-- Begin Record excerpts --
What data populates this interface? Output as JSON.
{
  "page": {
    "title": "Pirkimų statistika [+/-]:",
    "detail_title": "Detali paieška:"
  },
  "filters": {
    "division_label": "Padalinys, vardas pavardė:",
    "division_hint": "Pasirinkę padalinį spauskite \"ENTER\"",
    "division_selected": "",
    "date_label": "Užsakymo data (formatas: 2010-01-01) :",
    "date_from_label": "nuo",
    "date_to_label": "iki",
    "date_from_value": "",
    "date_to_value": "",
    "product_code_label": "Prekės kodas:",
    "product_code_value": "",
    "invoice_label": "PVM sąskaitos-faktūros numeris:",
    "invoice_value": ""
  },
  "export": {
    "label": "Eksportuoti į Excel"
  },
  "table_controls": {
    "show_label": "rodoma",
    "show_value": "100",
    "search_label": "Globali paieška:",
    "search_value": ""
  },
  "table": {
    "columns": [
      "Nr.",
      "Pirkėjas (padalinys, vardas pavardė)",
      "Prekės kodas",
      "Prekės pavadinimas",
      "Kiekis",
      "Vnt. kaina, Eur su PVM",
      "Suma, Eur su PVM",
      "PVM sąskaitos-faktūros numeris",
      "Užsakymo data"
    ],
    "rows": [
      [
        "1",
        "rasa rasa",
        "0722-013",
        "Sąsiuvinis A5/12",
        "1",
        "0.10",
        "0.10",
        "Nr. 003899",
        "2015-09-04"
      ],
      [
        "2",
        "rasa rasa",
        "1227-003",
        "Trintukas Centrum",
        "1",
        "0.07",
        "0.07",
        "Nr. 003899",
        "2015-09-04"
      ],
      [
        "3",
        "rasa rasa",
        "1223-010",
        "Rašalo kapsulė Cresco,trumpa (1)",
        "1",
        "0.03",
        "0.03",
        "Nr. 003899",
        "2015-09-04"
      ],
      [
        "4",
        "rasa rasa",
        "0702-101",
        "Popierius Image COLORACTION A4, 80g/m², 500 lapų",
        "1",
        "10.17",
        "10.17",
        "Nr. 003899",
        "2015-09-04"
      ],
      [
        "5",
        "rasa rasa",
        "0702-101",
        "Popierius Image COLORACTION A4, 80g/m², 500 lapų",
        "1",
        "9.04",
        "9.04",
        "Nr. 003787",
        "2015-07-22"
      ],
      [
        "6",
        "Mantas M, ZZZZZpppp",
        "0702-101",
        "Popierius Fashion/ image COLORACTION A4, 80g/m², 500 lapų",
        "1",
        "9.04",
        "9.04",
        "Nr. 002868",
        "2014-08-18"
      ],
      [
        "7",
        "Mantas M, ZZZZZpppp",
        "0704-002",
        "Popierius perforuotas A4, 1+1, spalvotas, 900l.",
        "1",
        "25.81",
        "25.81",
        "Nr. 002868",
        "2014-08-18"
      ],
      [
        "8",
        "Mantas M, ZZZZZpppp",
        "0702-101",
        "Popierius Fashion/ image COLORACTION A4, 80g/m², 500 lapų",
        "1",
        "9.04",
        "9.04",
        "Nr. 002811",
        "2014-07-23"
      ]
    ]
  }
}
-- End Record excerpts --
For the entries above, state how many lines contain the word "Užsakymo". Provide the number by itself.

Result below.
2